Repeat each line word for word.

________________________________________

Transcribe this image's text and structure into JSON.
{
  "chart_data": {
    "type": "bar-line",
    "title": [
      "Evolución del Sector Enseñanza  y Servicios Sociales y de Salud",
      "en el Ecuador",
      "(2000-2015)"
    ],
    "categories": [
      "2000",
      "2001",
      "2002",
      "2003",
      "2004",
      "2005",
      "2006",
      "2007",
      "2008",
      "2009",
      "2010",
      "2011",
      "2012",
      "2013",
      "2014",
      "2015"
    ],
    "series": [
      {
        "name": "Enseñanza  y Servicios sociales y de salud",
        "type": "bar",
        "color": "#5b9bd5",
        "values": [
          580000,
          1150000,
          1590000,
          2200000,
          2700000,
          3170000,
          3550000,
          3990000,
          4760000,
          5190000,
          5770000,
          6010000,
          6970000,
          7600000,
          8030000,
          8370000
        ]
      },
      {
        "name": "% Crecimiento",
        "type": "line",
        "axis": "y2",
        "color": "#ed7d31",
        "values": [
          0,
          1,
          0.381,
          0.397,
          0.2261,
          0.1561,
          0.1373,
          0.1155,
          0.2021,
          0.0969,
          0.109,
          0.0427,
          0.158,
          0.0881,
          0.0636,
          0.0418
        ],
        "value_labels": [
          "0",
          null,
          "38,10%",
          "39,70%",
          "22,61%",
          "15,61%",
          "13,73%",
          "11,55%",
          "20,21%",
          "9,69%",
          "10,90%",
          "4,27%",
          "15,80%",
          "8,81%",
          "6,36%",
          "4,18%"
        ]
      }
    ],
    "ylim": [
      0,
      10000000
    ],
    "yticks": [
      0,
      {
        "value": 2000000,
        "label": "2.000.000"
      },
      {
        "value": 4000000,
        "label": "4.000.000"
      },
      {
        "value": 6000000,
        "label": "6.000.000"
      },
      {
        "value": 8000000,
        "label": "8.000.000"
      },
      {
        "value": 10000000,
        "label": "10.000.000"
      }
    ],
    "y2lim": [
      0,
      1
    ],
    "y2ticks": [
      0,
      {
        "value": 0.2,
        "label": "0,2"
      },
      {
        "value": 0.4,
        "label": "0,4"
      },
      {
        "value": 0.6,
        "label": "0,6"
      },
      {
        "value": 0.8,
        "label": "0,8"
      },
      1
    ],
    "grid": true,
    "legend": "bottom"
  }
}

________________________________________

*RIGHT ANSWER*:
Transcribe this image's text and structure into JSON.
{
  "chart_data": {
    "type": "bar-line",
    "title": [
      "Evolución del Sector Enseñanza  y Servicios Sociales y de Salud",
      "en el Ecuador",
      "(2000-2015)"
    ],
    "categories": [
      "2000",
      "2001",
      "2002",
      "2003",
      "2004",
      "2005",
      "2006",
      "2007",
      "2008",
      "2009",
      "2010",
      "2011",
      "2012",
      "2013",
      "2014",
      "2015"
    ],
    "series": [
      {
        "name": "Enseñanza  y Servicios sociales y de salud",
        "type": "bar",
        "color": "#5b9bd5",
        "values": [
          580000,
          1150000,
          1590000,
          2200000,
          2700000,
          3170000,
          3550000,
          3990000,
          4760000,
          5190000,
          5770000,
          6010000,
          6970000,
          7600000,
          8030000,
          8370000
        ]
      },
      {
        "name": "% Crecimiento",
        "type": "line",
        "axis": "y2",
        "color": "#ed7d31",
        "values": [
          0,
          1,
          0.381,
          0.397,
          0.2261,
          0.1561,
          0.1373,
          0.1155,
          0.2021,
          0.0969,
          0.109,
          0.0427,
          0.158,
          0.0881,
          0.0636,
          0.0418
        ],
        "value_labels": [
          "0",
          null,
          "38,10%",
          "39,70%",
          "22,61%",
          "15,61%",
          "13,73%",
          "11,55%",
          "20,21%",
          "9,69%",
          "10,90%",
          "4,27%",
          "15,80%",
          "8,81%",
          "6,36%",
          "4,18%"
        ]
      }
    ],
    "ylim": [
      0,
      10000000
    ],
    "yticks": [
      0,
      {
        "value": 2000000,
        "label": "2.000.000"
      },
      {
        "value": 4000000,
        "label": "4.000.000"
      },
      {
        "value": 6000000,
        "label": "6.000.000"
      },
      {
        "value": 8000000,
        "label": "8.000.000"
      },
      {
        "value": 10000000,
        "label": "10.000.000"
      }
    ],
    "y2lim": [
      0,
      1
    ],
    "y2ticks": [
      0,
      {
        "value": 0.2,
        "label": "0,2"
      },
      {
        "value": 0.4,
        "label": "0,4"
      },
      {
        "value": 0.6,
        "label": "0,6"
      },
      {
        "value": 0.8,
        "label": "0,8"
      },
      1
    ],
    "grid": true,
    "legend": "bottom"
  }
}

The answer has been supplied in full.